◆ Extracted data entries

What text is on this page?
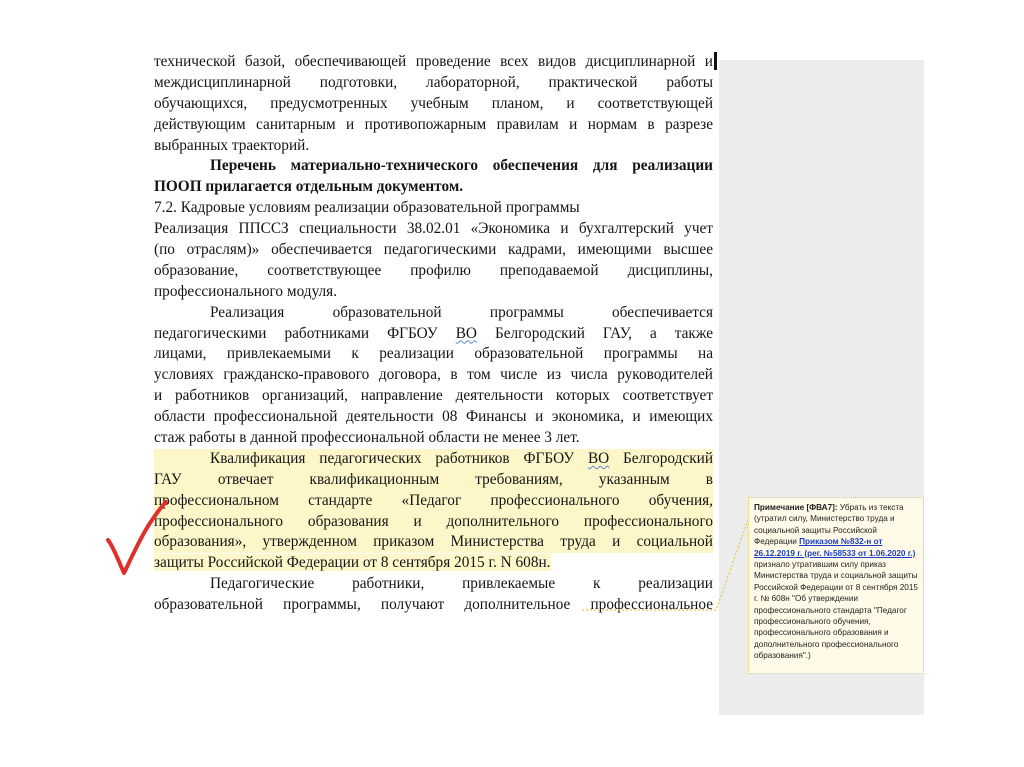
технической базой, обеспечивающей проведение всех видов дисциплинарной и
междисциплинарной подготовки, лабораторной, практической работы
обучающихся, предусмотренных учебным планом, и соответствующей
действующим санитарным и противопожарным правилам и нормам в разрезе
выбранных траекторий.
Перечень материально-технического обеспечения для реализации
ПООП прилагается отдельным документом.
7.2. Кадровые условиям реализации образовательной программы
Реализация ППССЗ специальности 38.02.01 «Экономика и бухгалтерский учет
(по отраслям)» обеспечивается педагогическими кадрами, имеющими высшее
образование, соответствующее профилю преподаваемой дисциплины,
профессионального модуля.
Реализация образовательной программы обеспечивается
педагогическими работниками ФГБОУ ВО Белгородский ГАУ, а также
лицами, привлекаемыми к реализации образовательной программы на
условиях гражданско-правового договора, в том числе из числа руководителей
и работников организаций, направление деятельности которых соответствует
области профессиональной деятельности 08 Финансы и экономика, и имеющих
стаж работы в данной профессиональной области не менее 3 лет.
Квалификация педагогических работников ФГБОУ ВО Белгородский
ГАУ отвечает квалификационным требованиям, указанным в
профессиональном стандарте «Педагог профессионального обучения,
профессионального образования и дополнительного профессионального
образования», утвержденном приказом Министерства труда и социальной
защиты Российской Федерации от 8 сентября 2015 г. N 608н.
Педагогические работники, привлекаемые к реализации
образовательной программы, получают дополнительное профессиональное
Примечание [ФВА7]: Убрать из текста (утратил силу, Министерство труда и социальной защиты Российской Федерации Приказом №832-н от 26.12.2019 г. (рег. №58533 от 1.06.2020 г.) признало утратившим силу приказ Министерства труда и социальной защиты Российской Федерации от 8 сентября 2015 г. № 608н "Об утверждении профессионального стандарта "Педагог профессионального обучения, профессионального образования и дополнительного профессионального образования".)
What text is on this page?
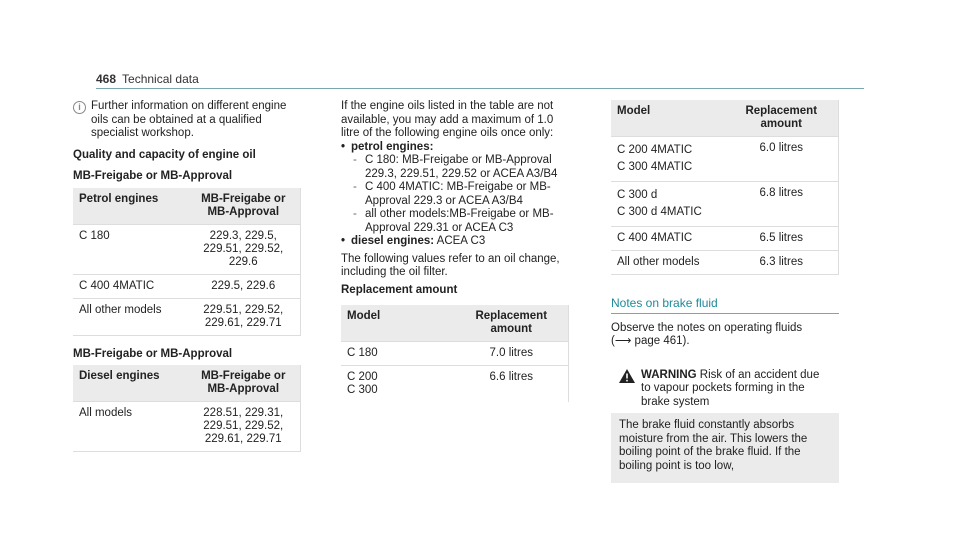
468 Technical data
i Further information on different engine oils can be obtained at a qualified specialist workshop.
Quality and capacity of engine oil
MB-Freigabe or MB-Approval
Petrol engines	MB-Freigabe or MB-Approval
C 180	229.3, 229.5, 229.51, 229.52, 229.6
C 400 4MATIC	229.5, 229.6
All other models	229.51, 229.52, 229.61, 229.71
MB-Freigabe or MB-Approval
Diesel engines	MB-Freigabe or MB-Approval
All models	228.51, 229.31, 229.51, 229.52, 229.61, 229.71
If the engine oils listed in the table are not available, you may add a maximum of 1.0 litre of the following engine oils once only:
• petrol engines:
- C 180: MB-Freigabe or MB-Approval 229.3, 229.51, 229.52 or ACEA A3/B4
- C 400 4MATIC: MB-Freigabe or MB-Approval 229.3 or ACEA A3/B4
- all other models:MB-Freigabe or MB-Approval 229.31 or ACEA C3
• diesel engines: ACEA C3
The following values refer to an oil change, including the oil filter.
Replacement amount
Model	Replacement amount
C 180	7.0 litres
C 200
C 300	6.6 litres
Model	Replacement amount
C 200 4MATIC
C 300 4MATIC	6.0 litres
C 300 d
C 300 d 4MATIC	6.8 litres
C 400 4MATIC	6.5 litres
All other models	6.3 litres
Notes on brake fluid
Observe the notes on operating fluids
(⟶ page 461).
WARNING Risk of an accident due to vapour pockets forming in the brake system
The brake fluid constantly absorbs moisture from the air. This lowers the boiling point of the brake fluid. If the boiling point is too low,
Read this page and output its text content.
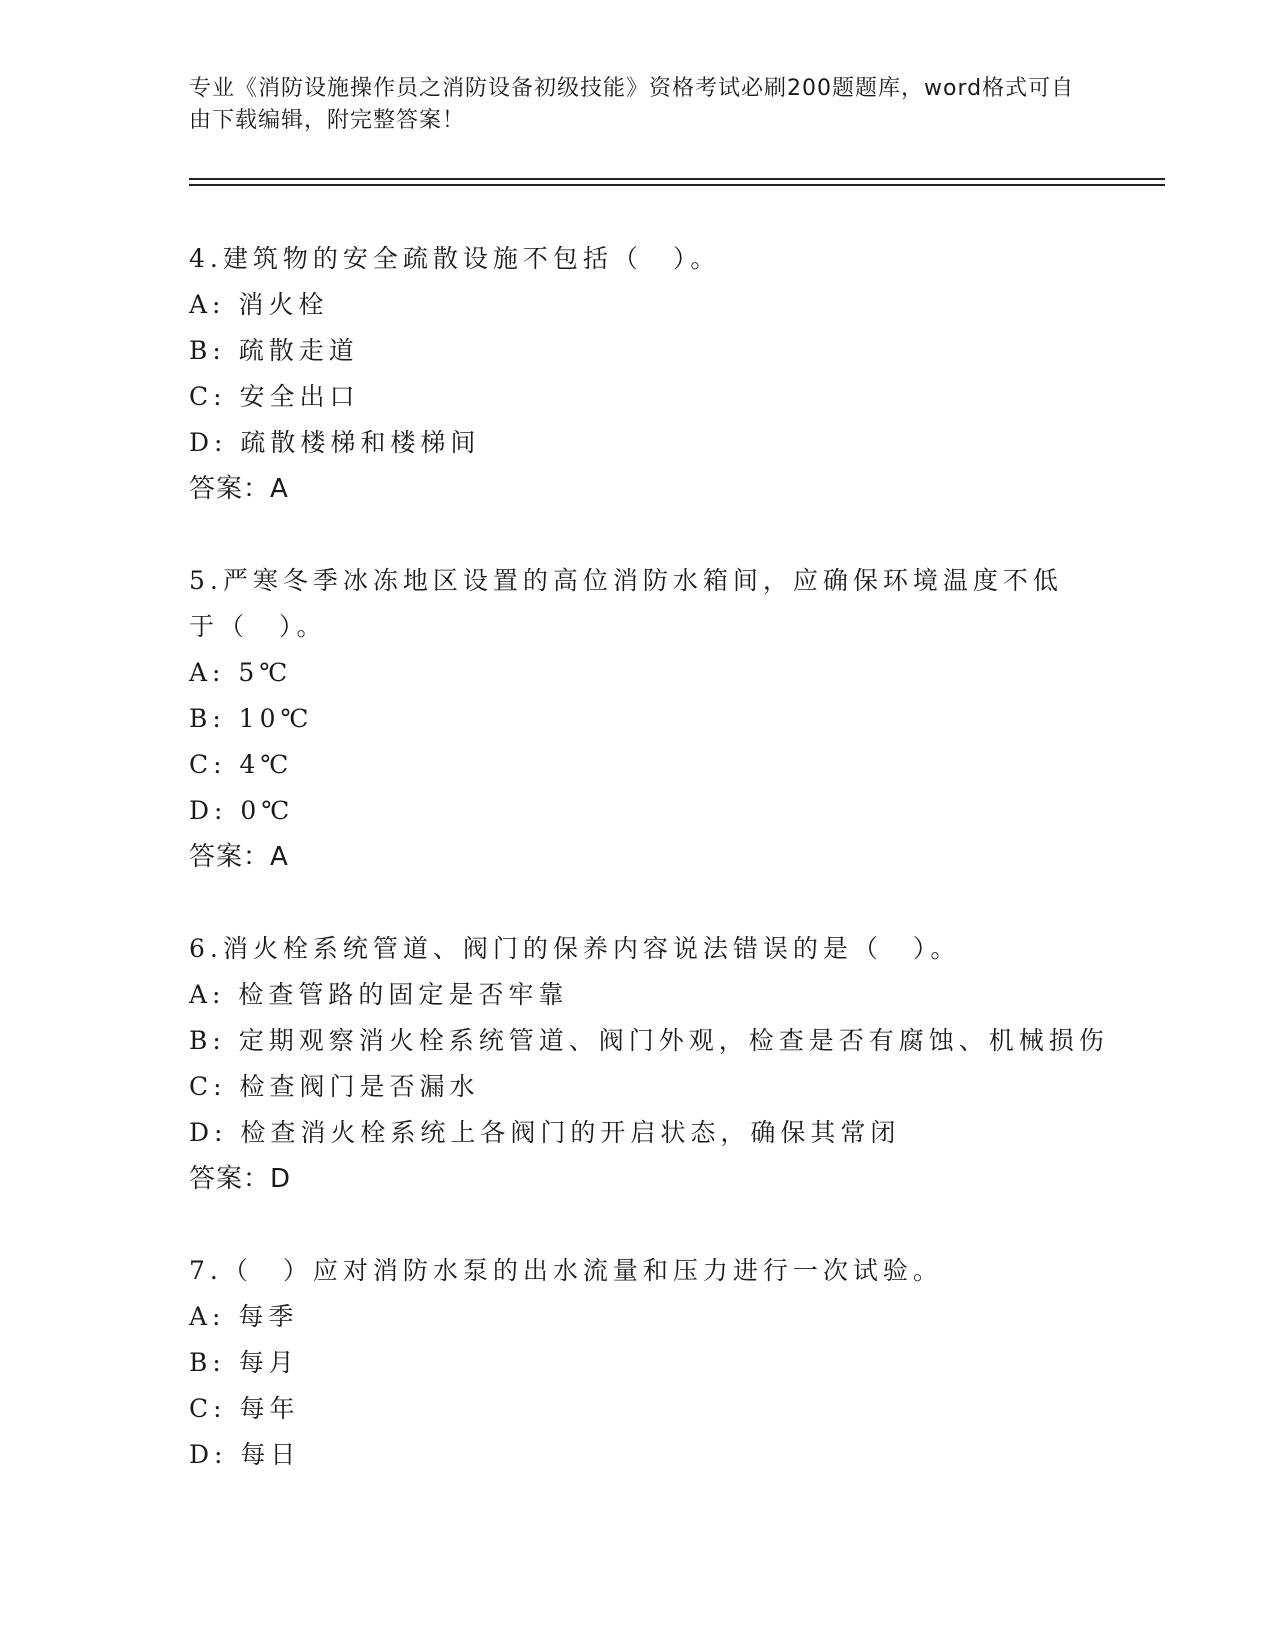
专业《消防设施操作员之消防设备初级技能》资格考试必刷200题题库，word格式可自由下载编辑，附完整答案！
4.建筑物的安全疏散设施不包括（　）。
A: 消火栓
B: 疏散走道
C: 安全出口
D: 疏散楼梯和楼梯间
答案：A
5.严寒冬季冰冻地区设置的高位消防水箱间，应确保环境温度不低于（　）。
A: 5℃
B: 10℃
C: 4℃
D: 0℃
答案：A
6.消火栓系统管道、阀门的保养内容说法错误的是（　）。
A: 检查管路的固定是否牢靠
B: 定期观察消火栓系统管道、阀门外观，检查是否有腐蚀、机械损伤
C: 检查阀门是否漏水
D: 检查消火栓系统上各阀门的开启状态，确保其常闭
答案：D
7.（　）应对消防水泵的出水流量和压力进行一次试验。
A: 每季
B: 每月
C: 每年
D: 每日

◆ Problem statement
Search the data for "Реализация". Copy every line that has it.

◆ Task result
Реализация ППССЗ специальности 38.02.01 «Экономика и бухгалтерский учет
Реализация образовательной программы обеспечивается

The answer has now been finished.